Directions for this task ::
From the entries that follow, list every line in which the string "down" appears.

Input records ::
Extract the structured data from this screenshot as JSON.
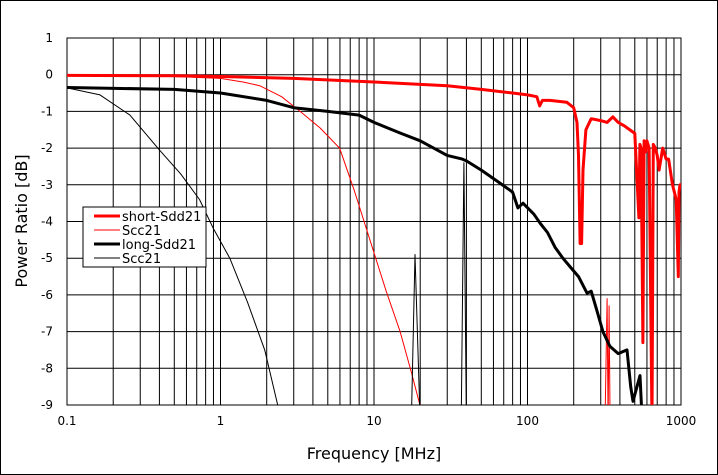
{
  "chart_data": {
    "type": "line",
    "title": "",
    "xlabel": "Frequency [MHz]",
    "ylabel": "Power Ratio [dB]",
    "xscale": "log",
    "xlim": [
      0.1,
      1000
    ],
    "ylim": [
      -9,
      1
    ],
    "xticks": [
      "0.1",
      "1",
      "10",
      "100",
      "1000"
    ],
    "yticks": [
      "1",
      "0",
      "-1",
      "-2",
      "-3",
      "-4",
      "-5",
      "-6",
      "-7",
      "-8",
      "-9"
    ],
    "grid": true,
    "legend_placement": "center-left",
    "series": [
      {
        "name": "short-Sdd21",
        "color": "#ff0000",
        "style": "thick",
        "x": [
          0.1,
          0.5,
          1,
          3,
          10,
          30,
          50,
          80,
          100,
          115,
          120,
          125,
          140,
          180,
          200,
          210,
          215,
          220,
          225,
          230,
          240,
          260,
          300,
          330,
          360,
          390,
          430,
          500,
          532,
          540,
          550,
          565,
          575,
          590,
          600,
          620,
          647,
          660,
          680,
          700,
          720,
          760,
          800,
          830,
          880,
          930,
          960,
          970,
          985,
          1000
        ],
        "y": [
          -0.02,
          -0.03,
          -0.05,
          -0.1,
          -0.2,
          -0.3,
          -0.4,
          -0.5,
          -0.55,
          -0.6,
          -0.85,
          -0.7,
          -0.7,
          -0.75,
          -0.9,
          -1.3,
          -2.2,
          -4.6,
          -4.6,
          -2.6,
          -1.5,
          -1.2,
          -1.25,
          -1.3,
          -1.15,
          -1.3,
          -1.4,
          -1.6,
          -3.9,
          -1.9,
          -2.0,
          -7.3,
          -1.8,
          -2.1,
          -1.8,
          -2.0,
          -9.5,
          -1.9,
          -2.0,
          -2.2,
          -2.6,
          -2.0,
          -2.3,
          -2.3,
          -3.0,
          -3.4,
          -5.5,
          -3.2,
          -3.0,
          -3.0
        ]
      },
      {
        "name": "Scc21",
        "color": "#ff0000",
        "style": "thin",
        "x": [
          0.1,
          0.5,
          1,
          1.4,
          1.8,
          2.5,
          3.3,
          4.45,
          5.97,
          7.5,
          9.4,
          12,
          14.8,
          17.5,
          19.9,
          21,
          320,
          330,
          335,
          340,
          345
        ],
        "y": [
          -0.02,
          -0.05,
          -0.1,
          -0.2,
          -0.3,
          -0.6,
          -1.0,
          -1.45,
          -2.0,
          -3.2,
          -4.5,
          -5.9,
          -7.0,
          -8.1,
          -9.0,
          -9.5,
          -9.5,
          -6.1,
          -9.5,
          -6.3,
          -9.5
        ]
      },
      {
        "name": "long-Sdd21",
        "color": "#000000",
        "style": "thick",
        "x": [
          0.1,
          0.5,
          1,
          2,
          3,
          5,
          8,
          10,
          15,
          20,
          30,
          37.6,
          40,
          50,
          66,
          80,
          86.6,
          93.5,
          110,
          121,
          135,
          151,
          170,
          190,
          215,
          244,
          260,
          282,
          310,
          344,
          390,
          445,
          470,
          487,
          541,
          560
        ],
        "y": [
          -0.35,
          -0.4,
          -0.5,
          -0.7,
          -0.9,
          -1.0,
          -1.1,
          -1.3,
          -1.6,
          -1.8,
          -2.2,
          -2.3,
          -2.35,
          -2.6,
          -2.95,
          -3.2,
          -3.63,
          -3.5,
          -3.8,
          -4.05,
          -4.3,
          -4.7,
          -5.0,
          -5.24,
          -5.5,
          -5.95,
          -5.9,
          -6.4,
          -7.0,
          -7.4,
          -7.6,
          -7.5,
          -8.5,
          -8.9,
          -8.2,
          -9.5
        ]
      },
      {
        "name": "Scc21",
        "color": "#000000",
        "style": "thin",
        "x": [
          0.1,
          0.164,
          0.257,
          0.4,
          0.55,
          0.73,
          0.9,
          1.15,
          1.5,
          1.94,
          2.36,
          2.5,
          17.5,
          18.5,
          20,
          37,
          38.5,
          40
        ],
        "y": [
          -0.36,
          -0.55,
          -1.1,
          -2.05,
          -2.7,
          -3.4,
          -4.2,
          -5.0,
          -6.2,
          -7.5,
          -9.0,
          -9.5,
          -9.5,
          -4.9,
          -9.5,
          -9.5,
          -2.4,
          -9.5
        ]
      }
    ]
  }
}
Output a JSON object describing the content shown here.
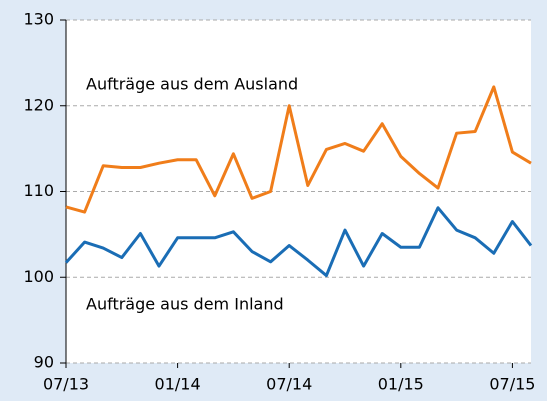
{
  "chart_data": {
    "type": "line",
    "categories": [
      "07/13",
      null,
      null,
      null,
      null,
      null,
      "01/14",
      null,
      null,
      null,
      null,
      null,
      "07/14",
      null,
      null,
      null,
      null,
      null,
      "01/15",
      null,
      null,
      null,
      null,
      null,
      "07/15",
      null
    ],
    "series": [
      {
        "name": "Aufträge aus dem Ausland",
        "color": "#f07d1a",
        "values": [
          108.2,
          107.6,
          113,
          112.8,
          112.8,
          113.3,
          113.7,
          113.7,
          109.5,
          114.4,
          109.2,
          110,
          120,
          110.7,
          114.9,
          115.6,
          114.7,
          117.9,
          114.1,
          112.1,
          110.4,
          116.8,
          117,
          122.2,
          114.6,
          113.3
        ]
      },
      {
        "name": "Aufträge aus dem Inland",
        "color": "#1a6db5",
        "values": [
          101.7,
          104.1,
          103.4,
          102.3,
          105.1,
          101.3,
          104.6,
          104.6,
          104.6,
          105.3,
          103,
          101.8,
          103.7,
          102,
          100.2,
          105.5,
          101.3,
          105.1,
          103.5,
          103.5,
          108.1,
          105.5,
          104.6,
          102.8,
          106.5,
          103.7
        ]
      }
    ],
    "ylim": [
      90,
      130
    ],
    "yticks": [
      90,
      100,
      110,
      120,
      130
    ],
    "grid": true
  }
}
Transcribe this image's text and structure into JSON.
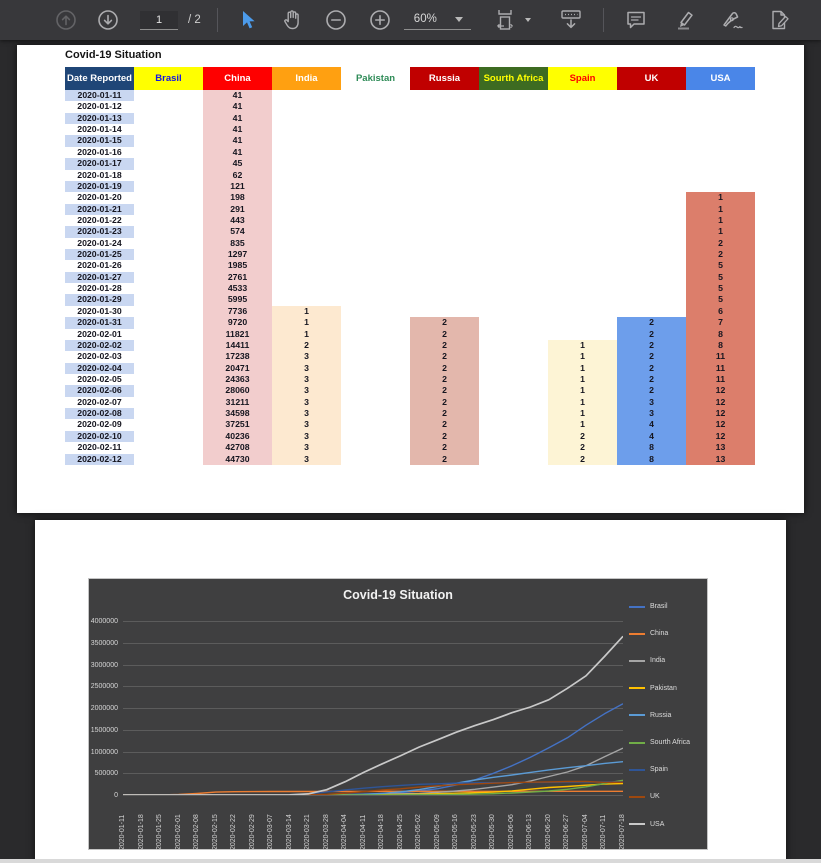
{
  "toolbar": {
    "page_input_value": "1",
    "page_count_label": "/ 2",
    "zoom_level": "60%",
    "icons": {
      "previous_page": "circle-arrow-up",
      "next_page": "circle-arrow-down",
      "select_tool": "cursor-arrow",
      "pan_tool": "hand",
      "zoom_out": "circle-minus",
      "zoom_in": "circle-plus",
      "zoom_menu": "chevron-down",
      "fit_width": "page-fit-width",
      "scroll_mode": "page-scrolling",
      "comment": "speech-bubble",
      "highlight": "highlighter-pen",
      "sign": "fountain-pen",
      "edit": "page-pencil"
    }
  },
  "page1": {
    "title": "Covid-19 Situation",
    "table": {
      "columns": [
        {
          "label": "Date Reported",
          "header_bg": "#1F4677",
          "header_fg": "#FFFFFF",
          "cell_bg": "#C9D7F1"
        },
        {
          "label": "Brasil",
          "header_bg": "#FFFF00",
          "header_fg": "#1414E6",
          "cell_bg": ""
        },
        {
          "label": "China",
          "header_bg": "#FE0000",
          "header_fg": "#FFFFFF",
          "cell_bg": "#F2CDCD"
        },
        {
          "label": "India",
          "header_bg": "#FFA011",
          "header_fg": "#FFFFFF",
          "cell_bg": "#FDE9D0"
        },
        {
          "label": "Pakistan",
          "header_bg": "#FFFFFF",
          "header_fg": "#2E8B57",
          "cell_bg": ""
        },
        {
          "label": "Russia",
          "header_bg": "#C00000",
          "header_fg": "#FFFFFF",
          "cell_bg": "#E3B7AC"
        },
        {
          "label": "Sourth Africa",
          "header_bg": "#3D6B21",
          "header_fg": "#FFFF00",
          "cell_bg": ""
        },
        {
          "label": "Spain",
          "header_bg": "#FFFF00",
          "header_fg": "#FE0000",
          "cell_bg": "#FDF4D5"
        },
        {
          "label": "UK",
          "header_bg": "#C00000",
          "header_fg": "#FFFFFF",
          "cell_bg": "#6D9EEB"
        },
        {
          "label": "USA",
          "header_bg": "#4A86E8",
          "header_fg": "#FFFFFF",
          "cell_bg": "#DC7E6B"
        }
      ],
      "rows": [
        [
          "2020-01-11",
          "",
          "41",
          "",
          "",
          "",
          "",
          "",
          "",
          ""
        ],
        [
          "2020-01-12",
          "",
          "41",
          "",
          "",
          "",
          "",
          "",
          "",
          ""
        ],
        [
          "2020-01-13",
          "",
          "41",
          "",
          "",
          "",
          "",
          "",
          "",
          ""
        ],
        [
          "2020-01-14",
          "",
          "41",
          "",
          "",
          "",
          "",
          "",
          "",
          ""
        ],
        [
          "2020-01-15",
          "",
          "41",
          "",
          "",
          "",
          "",
          "",
          "",
          ""
        ],
        [
          "2020-01-16",
          "",
          "41",
          "",
          "",
          "",
          "",
          "",
          "",
          ""
        ],
        [
          "2020-01-17",
          "",
          "45",
          "",
          "",
          "",
          "",
          "",
          "",
          ""
        ],
        [
          "2020-01-18",
          "",
          "62",
          "",
          "",
          "",
          "",
          "",
          "",
          ""
        ],
        [
          "2020-01-19",
          "",
          "121",
          "",
          "",
          "",
          "",
          "",
          "",
          ""
        ],
        [
          "2020-01-20",
          "",
          "198",
          "",
          "",
          "",
          "",
          "",
          "",
          "1"
        ],
        [
          "2020-01-21",
          "",
          "291",
          "",
          "",
          "",
          "",
          "",
          "",
          "1"
        ],
        [
          "2020-01-22",
          "",
          "443",
          "",
          "",
          "",
          "",
          "",
          "",
          "1"
        ],
        [
          "2020-01-23",
          "",
          "574",
          "",
          "",
          "",
          "",
          "",
          "",
          "1"
        ],
        [
          "2020-01-24",
          "",
          "835",
          "",
          "",
          "",
          "",
          "",
          "",
          "2"
        ],
        [
          "2020-01-25",
          "",
          "1297",
          "",
          "",
          "",
          "",
          "",
          "",
          "2"
        ],
        [
          "2020-01-26",
          "",
          "1985",
          "",
          "",
          "",
          "",
          "",
          "",
          "5"
        ],
        [
          "2020-01-27",
          "",
          "2761",
          "",
          "",
          "",
          "",
          "",
          "",
          "5"
        ],
        [
          "2020-01-28",
          "",
          "4533",
          "",
          "",
          "",
          "",
          "",
          "",
          "5"
        ],
        [
          "2020-01-29",
          "",
          "5995",
          "",
          "",
          "",
          "",
          "",
          "",
          "5"
        ],
        [
          "2020-01-30",
          "",
          "7736",
          "1",
          "",
          "",
          "",
          "",
          "",
          "6"
        ],
        [
          "2020-01-31",
          "",
          "9720",
          "1",
          "",
          "2",
          "",
          "",
          "2",
          "7"
        ],
        [
          "2020-02-01",
          "",
          "11821",
          "1",
          "",
          "2",
          "",
          "",
          "2",
          "8"
        ],
        [
          "2020-02-02",
          "",
          "14411",
          "2",
          "",
          "2",
          "",
          "1",
          "2",
          "8"
        ],
        [
          "2020-02-03",
          "",
          "17238",
          "3",
          "",
          "2",
          "",
          "1",
          "2",
          "11"
        ],
        [
          "2020-02-04",
          "",
          "20471",
          "3",
          "",
          "2",
          "",
          "1",
          "2",
          "11"
        ],
        [
          "2020-02-05",
          "",
          "24363",
          "3",
          "",
          "2",
          "",
          "1",
          "2",
          "11"
        ],
        [
          "2020-02-06",
          "",
          "28060",
          "3",
          "",
          "2",
          "",
          "1",
          "2",
          "12"
        ],
        [
          "2020-02-07",
          "",
          "31211",
          "3",
          "",
          "2",
          "",
          "1",
          "3",
          "12"
        ],
        [
          "2020-02-08",
          "",
          "34598",
          "3",
          "",
          "2",
          "",
          "1",
          "3",
          "12"
        ],
        [
          "2020-02-09",
          "",
          "37251",
          "3",
          "",
          "2",
          "",
          "1",
          "4",
          "12"
        ],
        [
          "2020-02-10",
          "",
          "40236",
          "3",
          "",
          "2",
          "",
          "2",
          "4",
          "12"
        ],
        [
          "2020-02-11",
          "",
          "42708",
          "3",
          "",
          "2",
          "",
          "2",
          "8",
          "13"
        ],
        [
          "2020-02-12",
          "",
          "44730",
          "3",
          "",
          "2",
          "",
          "2",
          "8",
          "13"
        ]
      ]
    }
  },
  "chart_data": {
    "type": "line",
    "title": "Covid-19 Situation",
    "xlabel": "",
    "ylabel": "",
    "ylim": [
      0,
      4000000
    ],
    "ytick_step": 500000,
    "grid": true,
    "legend_position": "right",
    "x": [
      "2020-01-11",
      "2020-01-18",
      "2020-01-25",
      "2020-02-01",
      "2020-02-08",
      "2020-02-15",
      "2020-02-22",
      "2020-02-29",
      "2020-03-07",
      "2020-03-14",
      "2020-03-21",
      "2020-03-28",
      "2020-04-04",
      "2020-04-11",
      "2020-04-18",
      "2020-04-25",
      "2020-05-02",
      "2020-05-09",
      "2020-05-16",
      "2020-05-23",
      "2020-05-30",
      "2020-06-06",
      "2020-06-13",
      "2020-06-20",
      "2020-06-27",
      "2020-07-04",
      "2020-07-11",
      "2020-07-18"
    ],
    "series": [
      {
        "name": "Brasil",
        "color": "#4472C4",
        "values": [
          0,
          0,
          0,
          0,
          0,
          0,
          0,
          0,
          0,
          100,
          1000,
          3900,
          10300,
          20700,
          36600,
          58500,
          92000,
          145000,
          233000,
          347000,
          499000,
          672000,
          867000,
          1085000,
          1315000,
          1604000,
          1866000,
          2098000
        ]
      },
      {
        "name": "China",
        "color": "#ED7D31",
        "values": [
          41,
          62,
          1297,
          11821,
          34598,
          66492,
          76936,
          79251,
          80695,
          80844,
          81416,
          82000,
          82543,
          83369,
          84201,
          84338,
          84393,
          84415,
          84038,
          84084,
          84128,
          84177,
          84216,
          84542,
          84725,
          84857,
          85117,
          85314
        ]
      },
      {
        "name": "India",
        "color": "#A5A5A5",
        "values": [
          0,
          0,
          0,
          1,
          3,
          3,
          3,
          3,
          34,
          102,
          315,
          987,
          3588,
          8446,
          16116,
          26496,
          37336,
          62939,
          90927,
          131868,
          182143,
          236657,
          320922,
          425282,
          528859,
          673165,
          878254,
          1077618
        ]
      },
      {
        "name": "Pakistan",
        "color": "#FFC000",
        "values": [
          0,
          0,
          0,
          0,
          0,
          0,
          0,
          2,
          7,
          31,
          666,
          1526,
          2818,
          5230,
          8348,
          12723,
          18770,
          29465,
          42125,
          52437,
          66457,
          93983,
          132405,
          171666,
          195745,
          225283,
          251625,
          261917
        ]
      },
      {
        "name": "Russia",
        "color": "#5B9BD5",
        "values": [
          0,
          0,
          0,
          2,
          2,
          2,
          2,
          2,
          13,
          59,
          306,
          1264,
          4731,
          13584,
          36793,
          74588,
          124054,
          198676,
          272043,
          344481,
          405843,
          458689,
          520129,
          576952,
          626779,
          674515,
          727162,
          765437
        ]
      },
      {
        "name": "Sourth Africa",
        "color": "#70AD47",
        "values": [
          0,
          0,
          0,
          0,
          0,
          0,
          0,
          0,
          0,
          17,
          205,
          1170,
          1585,
          2028,
          3034,
          4361,
          6336,
          9420,
          14355,
          21343,
          30967,
          45973,
          65736,
          92681,
          131800,
          187977,
          264184,
          337594
        ]
      },
      {
        "name": "Spain",
        "color": "#2F5597",
        "values": [
          0,
          0,
          0,
          0,
          1,
          2,
          2,
          45,
          430,
          5753,
          24926,
          72248,
          117710,
          157022,
          191726,
          219764,
          245567,
          256855,
          274367,
          280117,
          282852,
          288058,
          290685,
          292655,
          295549,
          297625,
          300136,
          303033
        ]
      },
      {
        "name": "UK",
        "color": "#9E480E",
        "values": [
          0,
          0,
          0,
          2,
          3,
          9,
          13,
          20,
          206,
          1140,
          5018,
          17089,
          41903,
          78991,
          114217,
          143464,
          182260,
          211364,
          236711,
          254195,
          271222,
          284868,
          294375,
          301815,
          309360,
          313470,
          289150,
          294066
        ]
      },
      {
        "name": "USA",
        "color": "#C9C9C9",
        "width": 1.7,
        "values": [
          0,
          0,
          2,
          8,
          12,
          15,
          35,
          68,
          435,
          2726,
          24583,
          121478,
          305755,
          519458,
          716152,
          905364,
          1103466,
          1271645,
          1443397,
          1595885,
          1734040,
          1891690,
          2023347,
          2191052,
          2452048,
          2739879,
          3184573,
          3647715
        ]
      }
    ]
  }
}
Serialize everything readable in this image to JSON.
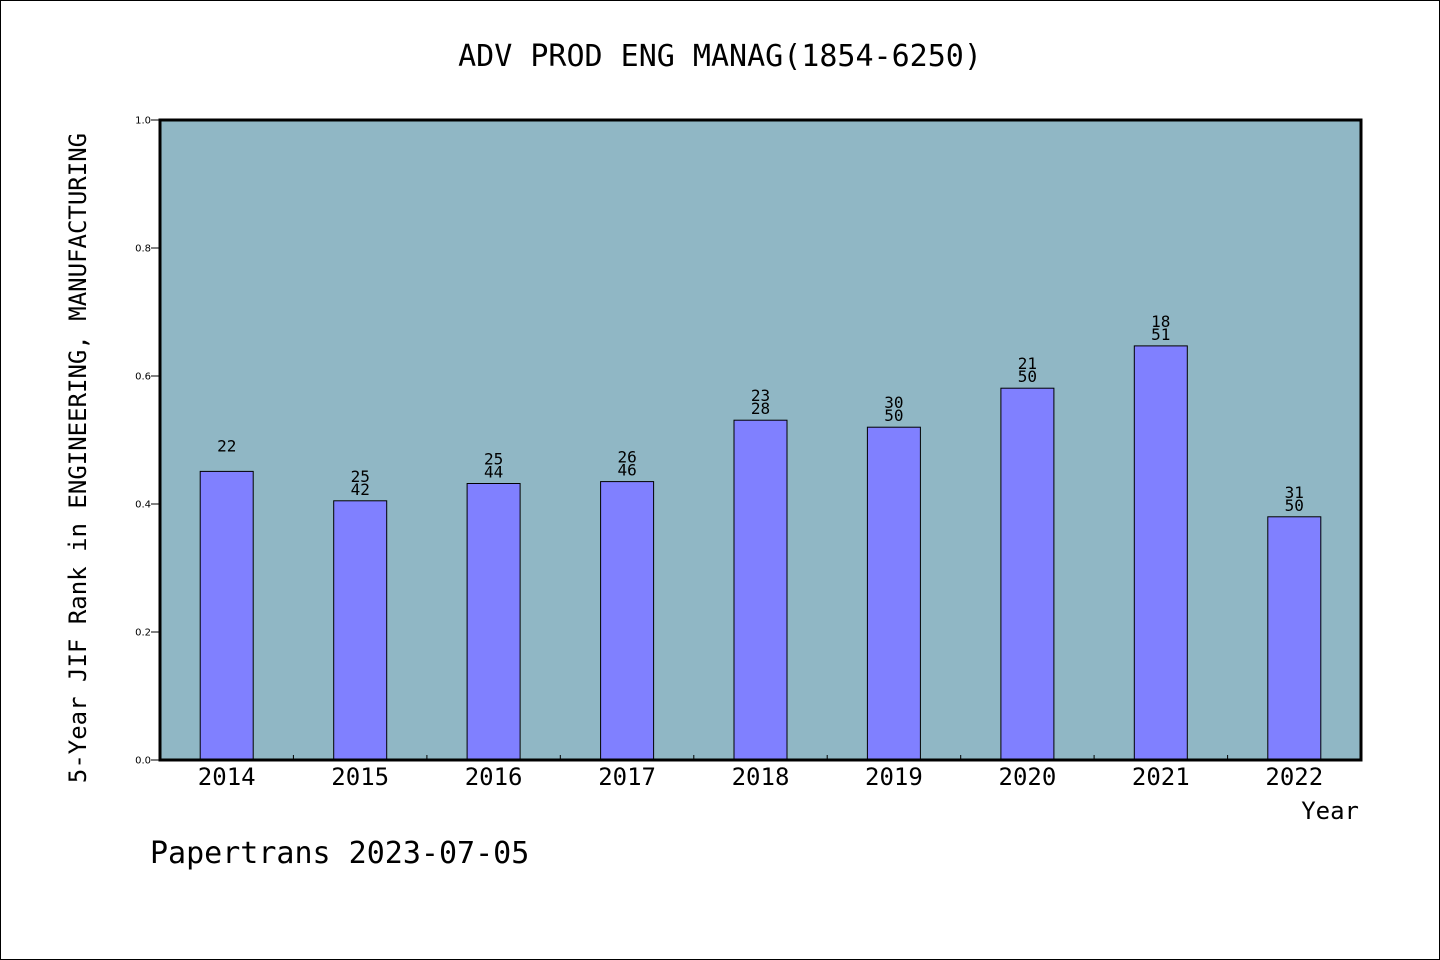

Worked answer ::
      "next_page": "circle-arrow-down",
      "zoom_menu": "chevron-down",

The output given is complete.